## [DATA PROVIDED]
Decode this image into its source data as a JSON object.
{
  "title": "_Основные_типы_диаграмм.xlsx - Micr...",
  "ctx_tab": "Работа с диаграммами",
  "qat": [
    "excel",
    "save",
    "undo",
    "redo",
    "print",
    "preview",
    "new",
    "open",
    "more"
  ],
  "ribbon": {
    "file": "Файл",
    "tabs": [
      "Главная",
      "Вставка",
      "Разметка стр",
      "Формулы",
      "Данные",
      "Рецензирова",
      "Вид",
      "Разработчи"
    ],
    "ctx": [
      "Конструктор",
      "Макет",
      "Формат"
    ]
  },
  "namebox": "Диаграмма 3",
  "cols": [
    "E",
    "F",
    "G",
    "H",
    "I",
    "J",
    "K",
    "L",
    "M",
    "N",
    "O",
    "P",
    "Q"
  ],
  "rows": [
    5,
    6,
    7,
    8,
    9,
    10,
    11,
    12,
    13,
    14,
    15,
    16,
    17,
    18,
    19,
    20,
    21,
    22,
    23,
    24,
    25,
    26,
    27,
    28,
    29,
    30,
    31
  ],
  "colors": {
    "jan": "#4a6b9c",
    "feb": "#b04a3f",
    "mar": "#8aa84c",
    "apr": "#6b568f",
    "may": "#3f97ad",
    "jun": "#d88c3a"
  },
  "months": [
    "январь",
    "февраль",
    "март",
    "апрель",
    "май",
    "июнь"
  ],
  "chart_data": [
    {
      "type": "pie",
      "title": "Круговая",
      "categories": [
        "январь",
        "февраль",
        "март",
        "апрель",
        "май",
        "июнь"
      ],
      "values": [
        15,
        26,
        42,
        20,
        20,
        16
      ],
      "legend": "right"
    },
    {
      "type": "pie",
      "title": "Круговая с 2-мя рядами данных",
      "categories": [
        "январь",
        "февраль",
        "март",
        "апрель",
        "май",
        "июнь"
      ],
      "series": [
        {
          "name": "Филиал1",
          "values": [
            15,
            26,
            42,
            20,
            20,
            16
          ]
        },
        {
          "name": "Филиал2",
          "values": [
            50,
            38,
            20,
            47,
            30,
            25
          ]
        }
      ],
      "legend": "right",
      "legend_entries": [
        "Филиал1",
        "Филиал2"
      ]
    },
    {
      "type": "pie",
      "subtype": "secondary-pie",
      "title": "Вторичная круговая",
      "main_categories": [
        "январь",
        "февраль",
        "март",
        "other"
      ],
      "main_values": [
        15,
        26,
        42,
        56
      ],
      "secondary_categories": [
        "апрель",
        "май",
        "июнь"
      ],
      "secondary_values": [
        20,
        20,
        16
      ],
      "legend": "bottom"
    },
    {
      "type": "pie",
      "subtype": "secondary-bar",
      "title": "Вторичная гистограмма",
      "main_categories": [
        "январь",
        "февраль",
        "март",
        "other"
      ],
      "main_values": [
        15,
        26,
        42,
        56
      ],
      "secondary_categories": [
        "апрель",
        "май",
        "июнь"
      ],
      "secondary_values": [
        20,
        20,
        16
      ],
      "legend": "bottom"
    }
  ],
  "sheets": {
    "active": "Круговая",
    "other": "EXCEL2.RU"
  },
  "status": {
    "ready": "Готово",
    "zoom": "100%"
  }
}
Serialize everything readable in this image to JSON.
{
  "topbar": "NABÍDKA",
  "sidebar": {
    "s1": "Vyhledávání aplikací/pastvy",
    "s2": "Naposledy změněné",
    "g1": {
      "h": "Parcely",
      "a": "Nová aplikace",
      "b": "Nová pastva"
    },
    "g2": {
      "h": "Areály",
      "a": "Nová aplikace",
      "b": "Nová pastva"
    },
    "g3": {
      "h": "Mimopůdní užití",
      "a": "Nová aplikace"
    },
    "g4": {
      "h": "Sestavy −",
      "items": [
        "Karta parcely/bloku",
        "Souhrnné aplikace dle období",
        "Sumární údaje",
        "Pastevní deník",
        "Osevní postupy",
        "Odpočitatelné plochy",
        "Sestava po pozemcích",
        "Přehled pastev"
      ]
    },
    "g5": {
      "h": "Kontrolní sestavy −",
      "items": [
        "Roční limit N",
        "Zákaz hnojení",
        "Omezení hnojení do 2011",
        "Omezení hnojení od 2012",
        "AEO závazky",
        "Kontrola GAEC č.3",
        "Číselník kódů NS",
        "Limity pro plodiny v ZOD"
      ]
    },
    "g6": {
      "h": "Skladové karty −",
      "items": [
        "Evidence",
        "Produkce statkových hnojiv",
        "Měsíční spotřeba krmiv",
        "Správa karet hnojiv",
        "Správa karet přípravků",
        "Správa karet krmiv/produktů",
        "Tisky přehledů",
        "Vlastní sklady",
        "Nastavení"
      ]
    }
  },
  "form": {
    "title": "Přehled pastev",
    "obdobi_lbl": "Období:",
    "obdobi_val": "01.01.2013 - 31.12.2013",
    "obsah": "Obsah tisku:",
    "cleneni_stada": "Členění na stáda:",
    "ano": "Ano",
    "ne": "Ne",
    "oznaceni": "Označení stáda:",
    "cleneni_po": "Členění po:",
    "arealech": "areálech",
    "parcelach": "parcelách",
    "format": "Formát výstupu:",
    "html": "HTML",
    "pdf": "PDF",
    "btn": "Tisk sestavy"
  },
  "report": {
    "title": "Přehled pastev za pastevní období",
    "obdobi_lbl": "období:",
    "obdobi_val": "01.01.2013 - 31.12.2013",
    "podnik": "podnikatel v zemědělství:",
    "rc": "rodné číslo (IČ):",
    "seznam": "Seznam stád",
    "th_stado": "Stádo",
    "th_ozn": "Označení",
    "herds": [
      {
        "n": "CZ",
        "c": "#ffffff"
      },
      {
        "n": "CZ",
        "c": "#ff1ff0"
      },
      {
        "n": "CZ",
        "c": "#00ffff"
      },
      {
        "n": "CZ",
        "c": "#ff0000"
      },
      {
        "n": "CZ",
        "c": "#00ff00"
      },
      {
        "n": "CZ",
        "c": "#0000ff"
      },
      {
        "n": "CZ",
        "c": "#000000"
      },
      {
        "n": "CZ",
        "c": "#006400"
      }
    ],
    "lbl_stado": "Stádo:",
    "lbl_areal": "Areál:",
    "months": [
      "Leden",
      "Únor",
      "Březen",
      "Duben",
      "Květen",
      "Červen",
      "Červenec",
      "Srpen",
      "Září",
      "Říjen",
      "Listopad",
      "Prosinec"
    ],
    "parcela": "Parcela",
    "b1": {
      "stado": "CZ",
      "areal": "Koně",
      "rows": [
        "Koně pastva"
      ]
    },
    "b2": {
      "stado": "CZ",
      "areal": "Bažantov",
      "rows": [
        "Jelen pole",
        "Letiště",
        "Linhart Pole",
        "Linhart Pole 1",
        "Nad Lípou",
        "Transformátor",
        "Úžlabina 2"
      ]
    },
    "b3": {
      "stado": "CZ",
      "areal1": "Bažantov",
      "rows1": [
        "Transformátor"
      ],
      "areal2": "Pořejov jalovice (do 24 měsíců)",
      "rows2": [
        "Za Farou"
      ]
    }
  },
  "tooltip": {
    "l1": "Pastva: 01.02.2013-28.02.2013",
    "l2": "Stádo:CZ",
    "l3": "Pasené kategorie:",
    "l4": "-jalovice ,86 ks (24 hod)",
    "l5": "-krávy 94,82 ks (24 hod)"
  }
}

## [TASK DIRECTIONS]
Give the listing above again, word for word.

## [THE RESPONSE]
Decode this image into its source data as a JSON object.
{
  "title": "_Основные_типы_диаграмм.xlsx - Micr...",
  "ctx_tab": "Работа с диаграммами",
  "qat": [
    "excel",
    "save",
    "undo",
    "redo",
    "print",
    "preview",
    "new",
    "open",
    "more"
  ],
  "ribbon": {
    "file": "Файл",
    "tabs": [
      "Главная",
      "Вставка",
      "Разметка стр",
      "Формулы",
      "Данные",
      "Рецензирова",
      "Вид",
      "Разработчи"
    ],
    "ctx": [
      "Конструктор",
      "Макет",
      "Формат"
    ]
  },
  "namebox": "Диаграмма 3",
  "cols": [
    "E",
    "F",
    "G",
    "H",
    "I",
    "J",
    "K",
    "L",
    "M",
    "N",
    "O",
    "P",
    "Q"
  ],
  "rows": [
    5,
    6,
    7,
    8,
    9,
    10,
    11,
    12,
    13,
    14,
    15,
    16,
    17,
    18,
    19,
    20,
    21,
    22,
    23,
    24,
    25,
    26,
    27,
    28,
    29,
    30,
    31
  ],
  "colors": {
    "jan": "#4a6b9c",
    "feb": "#b04a3f",
    "mar": "#8aa84c",
    "apr": "#6b568f",
    "may": "#3f97ad",
    "jun": "#d88c3a"
  },
  "months": [
    "январь",
    "февраль",
    "март",
    "апрель",
    "май",
    "июнь"
  ],
  "chart_data": [
    {
      "type": "pie",
      "title": "Круговая",
      "categories": [
        "январь",
        "февраль",
        "март",
        "апрель",
        "май",
        "июнь"
      ],
      "values": [
        15,
        26,
        42,
        20,
        20,
        16
      ],
      "legend": "right"
    },
    {
      "type": "pie",
      "title": "Круговая с 2-мя рядами данных",
      "categories": [
        "январь",
        "февраль",
        "март",
        "апрель",
        "май",
        "июнь"
      ],
      "series": [
        {
          "name": "Филиал1",
          "values": [
            15,
            26,
            42,
            20,
            20,
            16
          ]
        },
        {
          "name": "Филиал2",
          "values": [
            50,
            38,
            20,
            47,
            30,
            25
          ]
        }
      ],
      "legend": "right",
      "legend_entries": [
        "Филиал1",
        "Филиал2"
      ]
    },
    {
      "type": "pie",
      "subtype": "secondary-pie",
      "title": "Вторичная круговая",
      "main_categories": [
        "январь",
        "февраль",
        "март",
        "other"
      ],
      "main_values": [
        15,
        26,
        42,
        56
      ],
      "secondary_categories": [
        "апрель",
        "май",
        "июнь"
      ],
      "secondary_values": [
        20,
        20,
        16
      ],
      "legend": "bottom"
    },
    {
      "type": "pie",
      "subtype": "secondary-bar",
      "title": "Вторичная гистограмма",
      "main_categories": [
        "январь",
        "февраль",
        "март",
        "other"
      ],
      "main_values": [
        15,
        26,
        42,
        56
      ],
      "secondary_categories": [
        "апрель",
        "май",
        "июнь"
      ],
      "secondary_values": [
        20,
        20,
        16
      ],
      "legend": "bottom"
    }
  ],
  "sheets": {
    "active": "Круговая",
    "other": "EXCEL2.RU"
  },
  "status": {
    "ready": "Готово",
    "zoom": "100%"
  }
}
Serialize everything readable in this image to JSON.
{
  "topbar": "NABÍDKA",
  "sidebar": {
    "s1": "Vyhledávání aplikací/pastvy",
    "s2": "Naposledy změněné",
    "g1": {
      "h": "Parcely",
      "a": "Nová aplikace",
      "b": "Nová pastva"
    },
    "g2": {
      "h": "Areály",
      "a": "Nová aplikace",
      "b": "Nová pastva"
    },
    "g3": {
      "h": "Mimopůdní užití",
      "a": "Nová aplikace"
    },
    "g4": {
      "h": "Sestavy −",
      "items": [
        "Karta parcely/bloku",
        "Souhrnné aplikace dle období",
        "Sumární údaje",
        "Pastevní deník",
        "Osevní postupy",
        "Odpočitatelné plochy",
        "Sestava po pozemcích",
        "Přehled pastev"
      ]
    },
    "g5": {
      "h": "Kontrolní sestavy −",
      "items": [
        "Roční limit N",
        "Zákaz hnojení",
        "Omezení hnojení do 2011",
        "Omezení hnojení od 2012",
        "AEO závazky",
        "Kontrola GAEC č.3",
        "Číselník kódů NS",
        "Limity pro plodiny v ZOD"
      ]
    },
    "g6": {
      "h": "Skladové karty −",
      "items": [
        "Evidence",
        "Produkce statkových hnojiv",
        "Měsíční spotřeba krmiv",
        "Správa karet hnojiv",
        "Správa karet přípravků",
        "Správa karet krmiv/produktů",
        "Tisky přehledů",
        "Vlastní sklady",
        "Nastavení"
      ]
    }
  },
  "form": {
    "title": "Přehled pastev",
    "obdobi_lbl": "Období:",
    "obdobi_val": "01.01.2013 - 31.12.2013",
    "obsah": "Obsah tisku:",
    "cleneni_stada": "Členění na stáda:",
    "ano": "Ano",
    "ne": "Ne",
    "oznaceni": "Označení stáda:",
    "cleneni_po": "Členění po:",
    "arealech": "areálech",
    "parcelach": "parcelách",
    "format": "Formát výstupu:",
    "html": "HTML",
    "pdf": "PDF",
    "btn": "Tisk sestavy"
  },
  "report": {
    "title": "Přehled pastev za pastevní období",
    "obdobi_lbl": "období:",
    "obdobi_val": "01.01.2013 - 31.12.2013",
    "podnik": "podnikatel v zemědělství:",
    "rc": "rodné číslo (IČ):",
    "seznam": "Seznam stád",
    "th_stado": "Stádo",
    "th_ozn": "Označení",
    "herds": [
      {
        "n": "CZ",
        "c": "#ffffff"
      },
      {
        "n": "CZ",
        "c": "#ff1ff0"
      },
      {
        "n": "CZ",
        "c": "#00ffff"
      },
      {
        "n": "CZ",
        "c": "#ff0000"
      },
      {
        "n": "CZ",
        "c": "#00ff00"
      },
      {
        "n": "CZ",
        "c": "#0000ff"
      },
      {
        "n": "CZ",
        "c": "#000000"
      },
      {
        "n": "CZ",
        "c": "#006400"
      }
    ],
    "lbl_stado": "Stádo:",
    "lbl_areal": "Areál:",
    "months": [
      "Leden",
      "Únor",
      "Březen",
      "Duben",
      "Květen",
      "Červen",
      "Červenec",
      "Srpen",
      "Září",
      "Říjen",
      "Listopad",
      "Prosinec"
    ],
    "parcela": "Parcela",
    "b1": {
      "stado": "CZ",
      "areal": "Koně",
      "rows": [
        "Koně pastva"
      ]
    },
    "b2": {
      "stado": "CZ",
      "areal": "Bažantov",
      "rows": [
        "Jelen pole",
        "Letiště",
        "Linhart Pole",
        "Linhart Pole 1",
        "Nad Lípou",
        "Transformátor",
        "Úžlabina 2"
      ]
    },
    "b3": {
      "stado": "CZ",
      "areal1": "Bažantov",
      "rows1": [
        "Transformátor"
      ],
      "areal2": "Pořejov jalovice (do 24 měsíců)",
      "rows2": [
        "Za Farou"
      ]
    }
  },
  "tooltip": {
    "l1": "Pastva: 01.02.2013-28.02.2013",
    "l2": "Stádo:CZ",
    "l3": "Pasené kategorie:",
    "l4": "-jalovice ,86 ks (24 hod)",
    "l5": "-krávy 94,82 ks (24 hod)"
  }
}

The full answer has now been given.